Figure contents as structured data:
• • •

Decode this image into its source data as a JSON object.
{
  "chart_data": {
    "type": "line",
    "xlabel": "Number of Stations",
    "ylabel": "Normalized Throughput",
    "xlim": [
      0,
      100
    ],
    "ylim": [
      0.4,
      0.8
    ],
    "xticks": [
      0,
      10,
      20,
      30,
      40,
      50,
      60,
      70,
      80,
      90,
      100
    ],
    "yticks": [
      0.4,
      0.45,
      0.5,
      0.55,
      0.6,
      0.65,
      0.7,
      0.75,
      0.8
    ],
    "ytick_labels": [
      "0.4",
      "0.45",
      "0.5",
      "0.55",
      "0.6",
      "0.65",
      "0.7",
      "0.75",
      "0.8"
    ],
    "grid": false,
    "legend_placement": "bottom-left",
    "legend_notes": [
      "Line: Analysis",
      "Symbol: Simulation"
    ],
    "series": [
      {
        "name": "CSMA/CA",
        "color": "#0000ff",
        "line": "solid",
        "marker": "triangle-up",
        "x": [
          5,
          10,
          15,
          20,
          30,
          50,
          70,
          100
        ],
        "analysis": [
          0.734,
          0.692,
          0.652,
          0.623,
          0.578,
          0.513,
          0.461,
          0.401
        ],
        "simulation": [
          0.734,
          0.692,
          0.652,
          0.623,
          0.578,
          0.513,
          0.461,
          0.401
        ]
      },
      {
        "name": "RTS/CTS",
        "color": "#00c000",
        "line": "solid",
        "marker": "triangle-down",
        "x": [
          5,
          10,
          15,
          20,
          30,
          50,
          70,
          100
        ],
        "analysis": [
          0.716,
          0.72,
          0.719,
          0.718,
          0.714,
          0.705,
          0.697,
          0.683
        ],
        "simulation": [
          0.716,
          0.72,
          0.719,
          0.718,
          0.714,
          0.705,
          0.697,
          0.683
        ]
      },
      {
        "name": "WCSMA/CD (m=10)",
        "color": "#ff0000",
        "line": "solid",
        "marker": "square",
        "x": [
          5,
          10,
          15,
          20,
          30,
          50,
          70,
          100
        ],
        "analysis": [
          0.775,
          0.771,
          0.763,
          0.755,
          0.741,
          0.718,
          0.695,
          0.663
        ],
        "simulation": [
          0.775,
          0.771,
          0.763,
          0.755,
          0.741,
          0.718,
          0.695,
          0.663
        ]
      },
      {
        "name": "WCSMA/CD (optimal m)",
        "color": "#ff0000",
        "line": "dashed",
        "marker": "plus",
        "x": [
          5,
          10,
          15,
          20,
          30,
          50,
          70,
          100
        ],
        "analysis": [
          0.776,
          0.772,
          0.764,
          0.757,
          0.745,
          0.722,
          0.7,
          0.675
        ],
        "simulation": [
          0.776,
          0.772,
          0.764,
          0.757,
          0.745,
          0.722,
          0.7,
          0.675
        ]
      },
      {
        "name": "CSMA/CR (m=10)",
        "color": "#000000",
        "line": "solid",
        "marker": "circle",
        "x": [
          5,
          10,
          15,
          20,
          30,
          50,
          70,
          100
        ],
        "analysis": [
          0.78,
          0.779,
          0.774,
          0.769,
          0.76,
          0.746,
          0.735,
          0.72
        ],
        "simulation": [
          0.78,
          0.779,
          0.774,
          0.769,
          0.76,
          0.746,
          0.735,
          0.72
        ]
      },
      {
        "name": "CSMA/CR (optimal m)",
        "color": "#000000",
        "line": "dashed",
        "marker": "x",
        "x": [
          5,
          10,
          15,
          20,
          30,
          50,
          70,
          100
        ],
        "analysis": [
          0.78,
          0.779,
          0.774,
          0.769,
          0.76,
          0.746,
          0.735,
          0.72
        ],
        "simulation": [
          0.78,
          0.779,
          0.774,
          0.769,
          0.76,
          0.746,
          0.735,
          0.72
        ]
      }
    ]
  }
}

• • •

TASK DIRECTIONS:
Print the material once more, exactly.

THE RESPONSE:
Decode this image into its source data as a JSON object.
{
  "chart_data": {
    "type": "line",
    "xlabel": "Number of Stations",
    "ylabel": "Normalized Throughput",
    "xlim": [
      0,
      100
    ],
    "ylim": [
      0.4,
      0.8
    ],
    "xticks": [
      0,
      10,
      20,
      30,
      40,
      50,
      60,
      70,
      80,
      90,
      100
    ],
    "yticks": [
      0.4,
      0.45,
      0.5,
      0.55,
      0.6,
      0.65,
      0.7,
      0.75,
      0.8
    ],
    "ytick_labels": [
      "0.4",
      "0.45",
      "0.5",
      "0.55",
      "0.6",
      "0.65",
      "0.7",
      "0.75",
      "0.8"
    ],
    "grid": false,
    "legend_placement": "bottom-left",
    "legend_notes": [
      "Line: Analysis",
      "Symbol: Simulation"
    ],
    "series": [
      {
        "name": "CSMA/CA",
        "color": "#0000ff",
        "line": "solid",
        "marker": "triangle-up",
        "x": [
          5,
          10,
          15,
          20,
          30,
          50,
          70,
          100
        ],
        "analysis": [
          0.734,
          0.692,
          0.652,
          0.623,
          0.578,
          0.513,
          0.461,
          0.401
        ],
        "simulation": [
          0.734,
          0.692,
          0.652,
          0.623,
          0.578,
          0.513,
          0.461,
          0.401
        ]
      },
      {
        "name": "RTS/CTS",
        "color": "#00c000",
        "line": "solid",
        "marker": "triangle-down",
        "x": [
          5,
          10,
          15,
          20,
          30,
          50,
          70,
          100
        ],
        "analysis": [
          0.716,
          0.72,
          0.719,
          0.718,
          0.714,
          0.705,
          0.697,
          0.683
        ],
        "simulation": [
          0.716,
          0.72,
          0.719,
          0.718,
          0.714,
          0.705,
          0.697,
          0.683
        ]
      },
      {
        "name": "WCSMA/CD (m=10)",
        "color": "#ff0000",
        "line": "solid",
        "marker": "square",
        "x": [
          5,
          10,
          15,
          20,
          30,
          50,
          70,
          100
        ],
        "analysis": [
          0.775,
          0.771,
          0.763,
          0.755,
          0.741,
          0.718,
          0.695,
          0.663
        ],
        "simulation": [
          0.775,
          0.771,
          0.763,
          0.755,
          0.741,
          0.718,
          0.695,
          0.663
        ]
      },
      {
        "name": "WCSMA/CD (optimal m)",
        "color": "#ff0000",
        "line": "dashed",
        "marker": "plus",
        "x": [
          5,
          10,
          15,
          20,
          30,
          50,
          70,
          100
        ],
        "analysis": [
          0.776,
          0.772,
          0.764,
          0.757,
          0.745,
          0.722,
          0.7,
          0.675
        ],
        "simulation": [
          0.776,
          0.772,
          0.764,
          0.757,
          0.745,
          0.722,
          0.7,
          0.675
        ]
      },
      {
        "name": "CSMA/CR (m=10)",
        "color": "#000000",
        "line": "solid",
        "marker": "circle",
        "x": [
          5,
          10,
          15,
          20,
          30,
          50,
          70,
          100
        ],
        "analysis": [
          0.78,
          0.779,
          0.774,
          0.769,
          0.76,
          0.746,
          0.735,
          0.72
        ],
        "simulation": [
          0.78,
          0.779,
          0.774,
          0.769,
          0.76,
          0.746,
          0.735,
          0.72
        ]
      },
      {
        "name": "CSMA/CR (optimal m)",
        "color": "#000000",
        "line": "dashed",
        "marker": "x",
        "x": [
          5,
          10,
          15,
          20,
          30,
          50,
          70,
          100
        ],
        "analysis": [
          0.78,
          0.779,
          0.774,
          0.769,
          0.76,
          0.746,
          0.735,
          0.72
        ],
        "simulation": [
          0.78,
          0.779,
          0.774,
          0.769,
          0.76,
          0.746,
          0.735,
          0.72
        ]
      }
    ]
  }
}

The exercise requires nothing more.